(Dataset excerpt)

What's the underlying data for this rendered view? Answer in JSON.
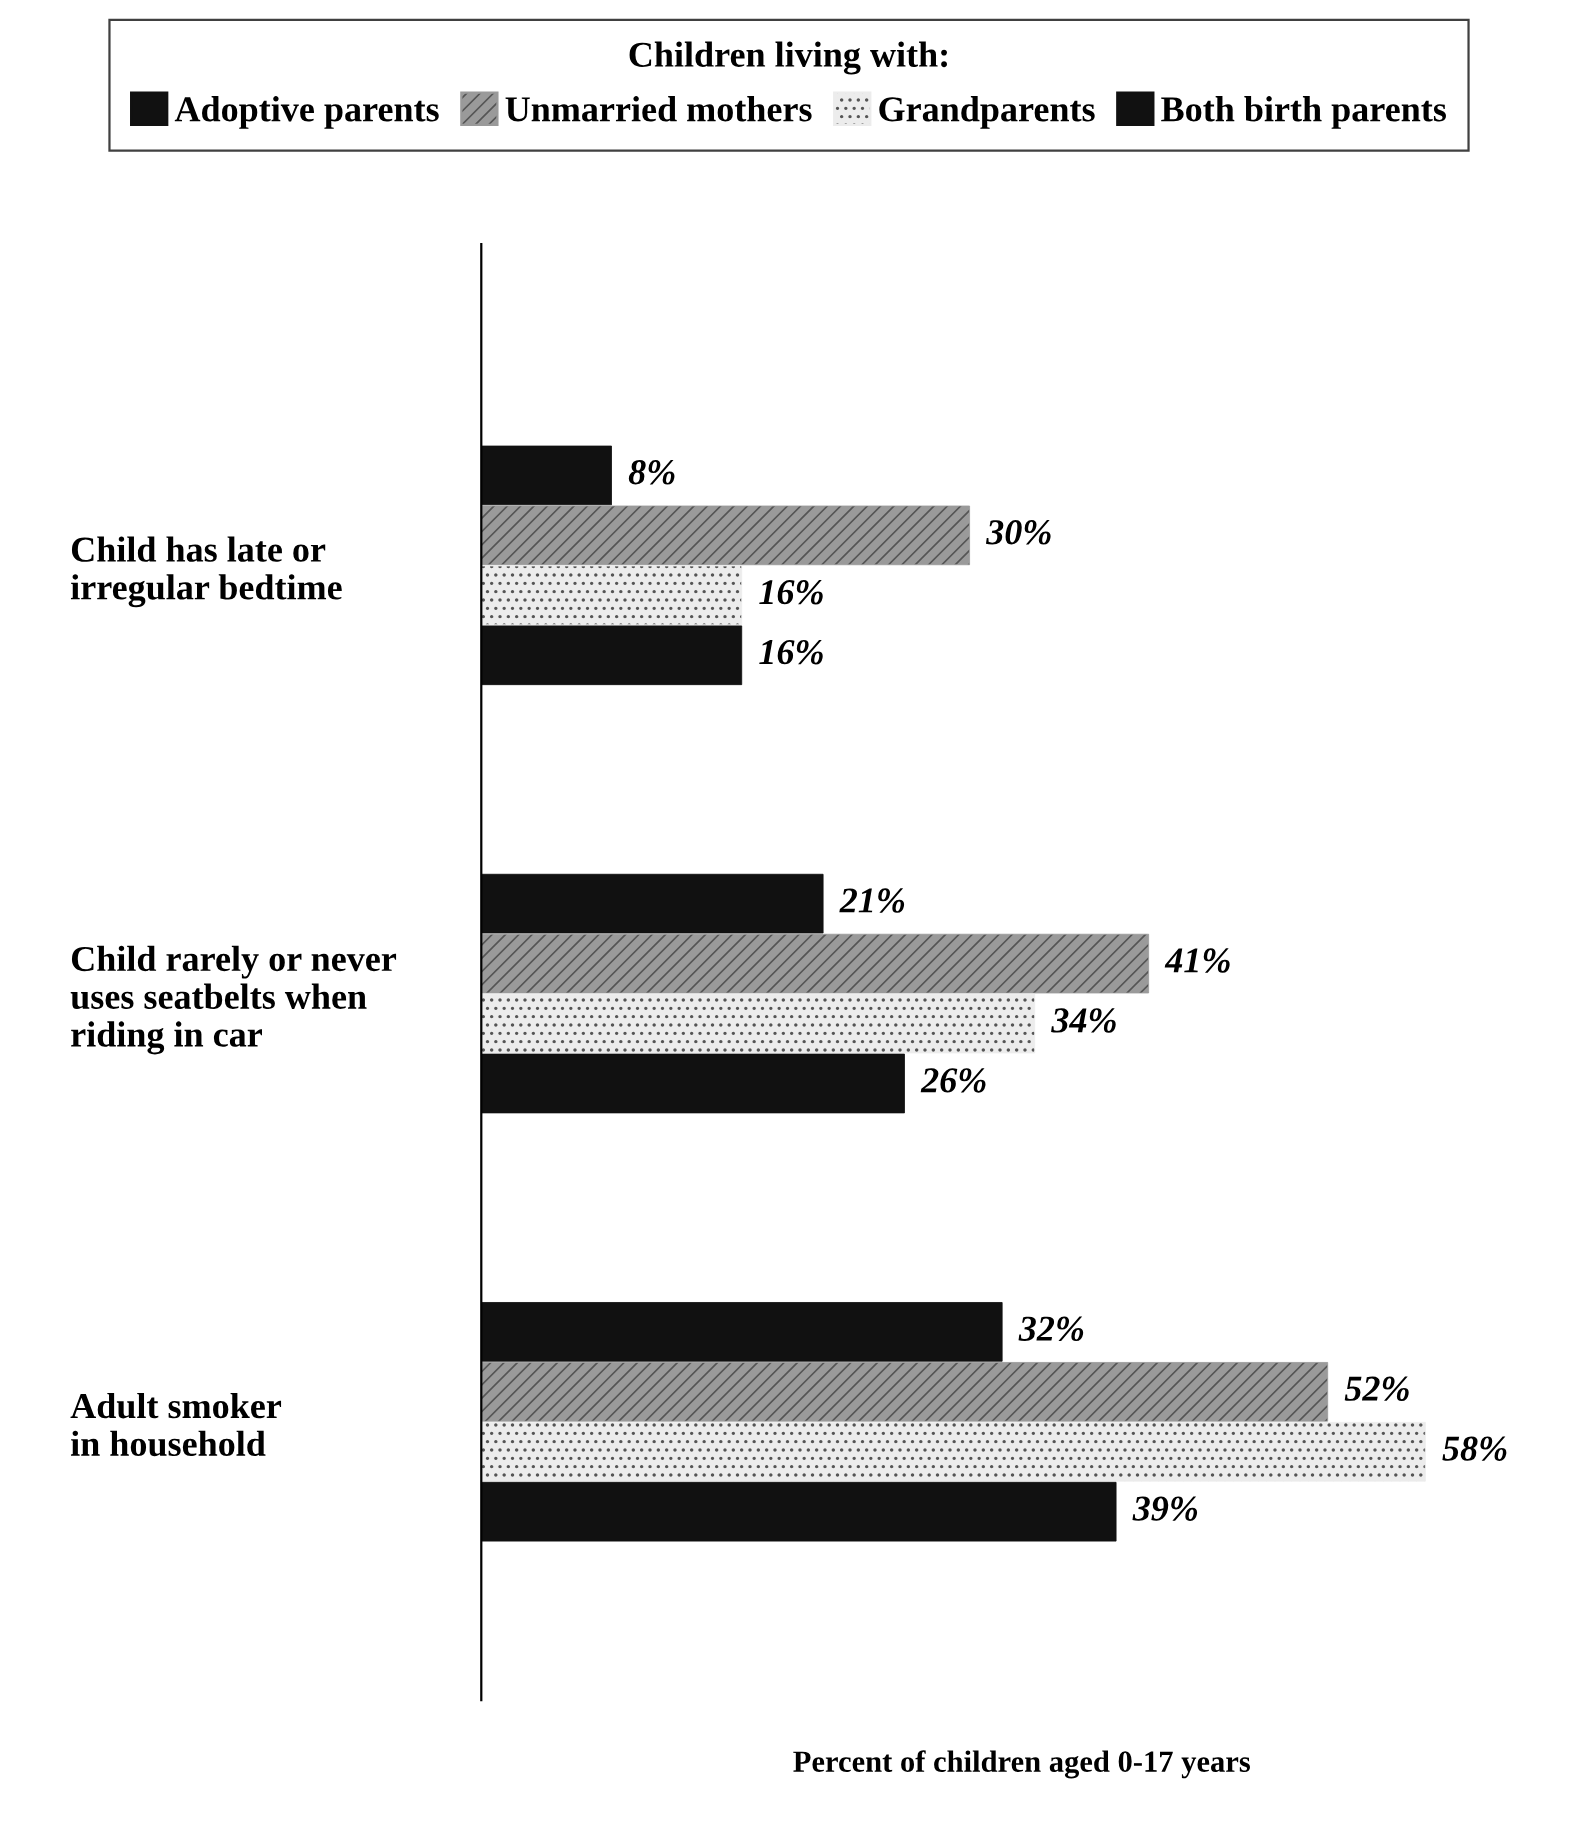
{
  "chart_data": {
    "type": "bar",
    "orientation": "horizontal",
    "categories": [
      "Child has late or\nirregular bedtime",
      "Child rarely or never\nuses seatbelts when\nriding in car",
      "Adult smoker\nin household"
    ],
    "series": [
      {
        "name": "Adoptive parents",
        "color": "#111111",
        "values": [
          8,
          21,
          32
        ],
        "value_labels": [
          "8%",
          "21%",
          "32%"
        ]
      },
      {
        "name": "Unmarried mothers",
        "color": "#9a9a9a",
        "values": [
          30,
          41,
          52
        ],
        "value_labels": [
          "30%",
          "41%",
          "52%"
        ]
      },
      {
        "name": "Grandparents",
        "color": "#ececec",
        "values": [
          16,
          34,
          58
        ],
        "value_labels": [
          "16%",
          "34%",
          "58%"
        ]
      },
      {
        "name": "Both birth parents",
        "color": "#111111",
        "values": [
          16,
          26,
          39
        ],
        "value_labels": [
          "16%",
          "26%",
          "39%"
        ]
      }
    ],
    "legend_title": "Children living with:",
    "legend": "top",
    "xlabel": "Percent of children aged 0-17 years",
    "tick_labels": "y",
    "grid": false
  }
}
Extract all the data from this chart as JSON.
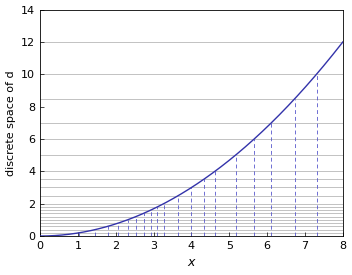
{
  "x_max": 8,
  "y_max": 14,
  "curve_scale": 0.1875,
  "y_levels": [
    0.2,
    0.4,
    0.6,
    0.8,
    1.0,
    1.2,
    1.4,
    1.6,
    1.8,
    2.0,
    2.5,
    3.0,
    3.5,
    4.0,
    5.0,
    6.0,
    7.0,
    8.5,
    10.0,
    12.0
  ],
  "xlabel": "x",
  "ylabel": "discrete space of d",
  "curve_color": "#3333aa",
  "hline_color": "#aaaaaa",
  "vline_color": "#5555cc",
  "bg_color": "#ffffff",
  "figsize": [
    3.52,
    2.75
  ],
  "dpi": 100,
  "yticks": [
    0,
    2,
    4,
    6,
    8,
    10,
    12,
    14
  ],
  "xticks": [
    0,
    1,
    2,
    3,
    4,
    5,
    6,
    7,
    8
  ],
  "ylim": [
    0,
    14
  ],
  "xlim": [
    0,
    8
  ]
}
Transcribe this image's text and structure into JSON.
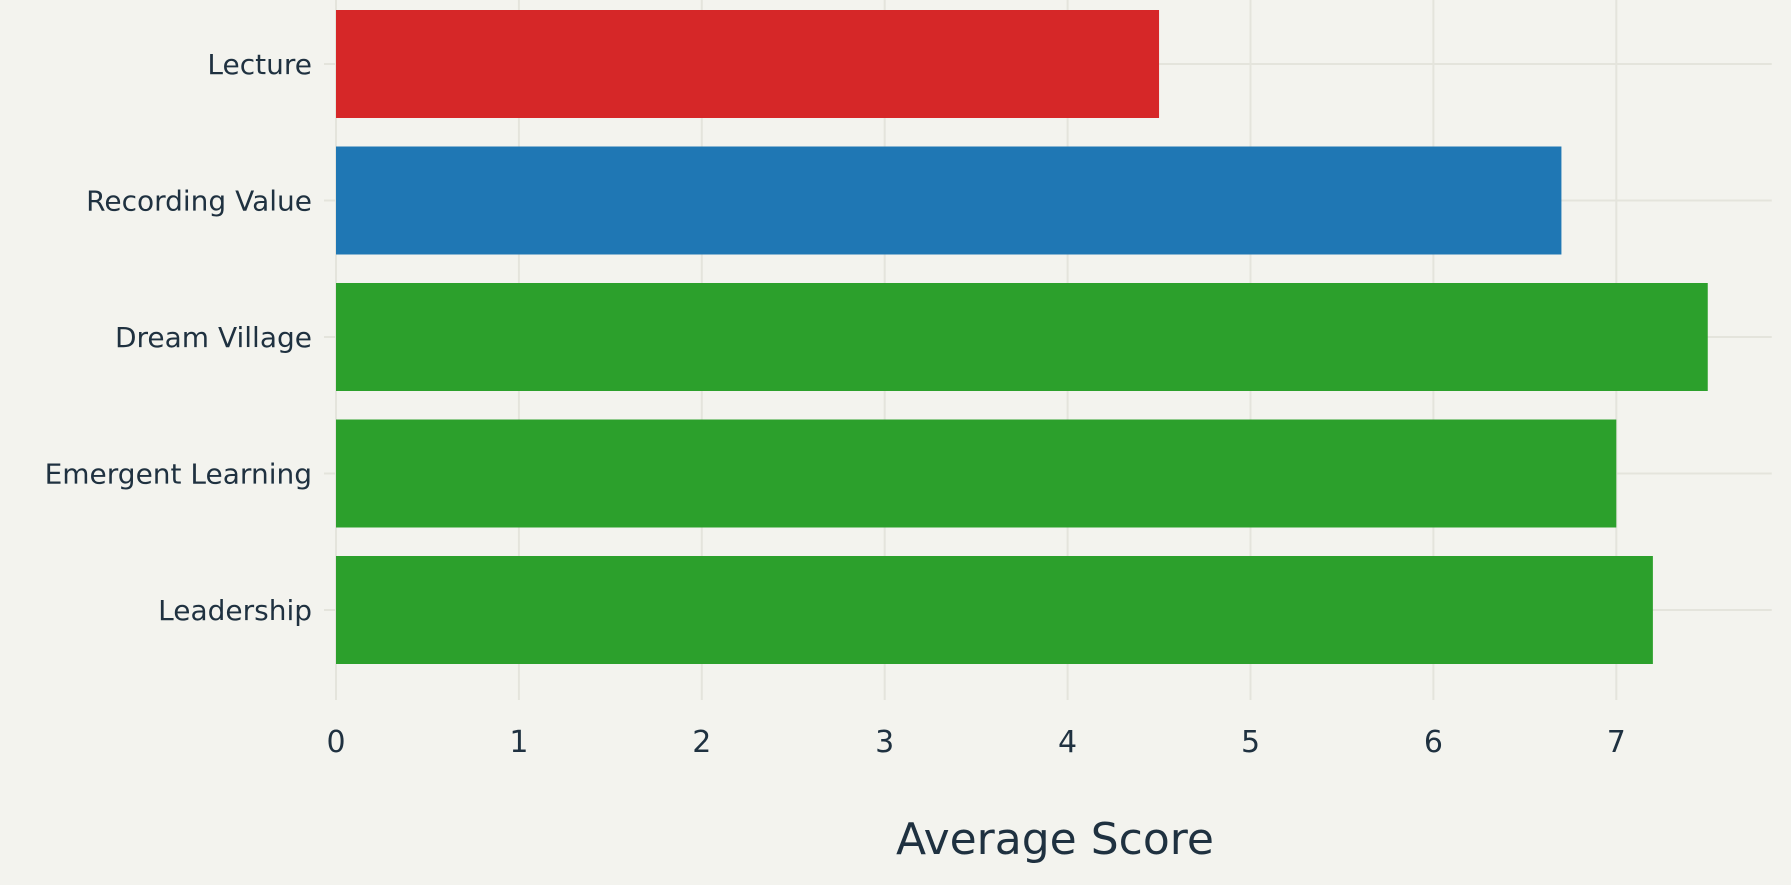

* Work to complete: List all lines above in which the string "xlabel" appears.

* Response:
    "xlabel": "Percent of children aged 0-17 years",
  "xlabel": "x",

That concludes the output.